Set exercise:
Using the listing below, extract each line that has the word "views" in it.

[Data entries]
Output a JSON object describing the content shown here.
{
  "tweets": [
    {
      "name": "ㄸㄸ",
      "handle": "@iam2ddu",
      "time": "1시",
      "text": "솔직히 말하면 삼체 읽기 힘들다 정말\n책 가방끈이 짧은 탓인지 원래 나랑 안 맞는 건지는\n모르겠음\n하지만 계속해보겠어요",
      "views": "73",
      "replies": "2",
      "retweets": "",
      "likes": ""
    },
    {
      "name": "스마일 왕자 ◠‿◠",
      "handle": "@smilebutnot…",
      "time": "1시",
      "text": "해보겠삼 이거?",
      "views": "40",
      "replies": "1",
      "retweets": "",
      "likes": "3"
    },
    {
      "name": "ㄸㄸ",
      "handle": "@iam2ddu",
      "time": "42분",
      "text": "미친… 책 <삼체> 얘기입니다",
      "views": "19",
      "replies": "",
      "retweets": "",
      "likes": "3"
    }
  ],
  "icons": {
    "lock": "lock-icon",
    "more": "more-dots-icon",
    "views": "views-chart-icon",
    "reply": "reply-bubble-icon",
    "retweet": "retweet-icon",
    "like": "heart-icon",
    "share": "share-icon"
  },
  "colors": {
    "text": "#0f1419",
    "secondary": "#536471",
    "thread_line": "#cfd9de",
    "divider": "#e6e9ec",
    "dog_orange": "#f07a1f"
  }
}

Solution to the problem:
      "views": "73",
      "views": "40",
      "views": "19",
    "views": "views-chart-icon",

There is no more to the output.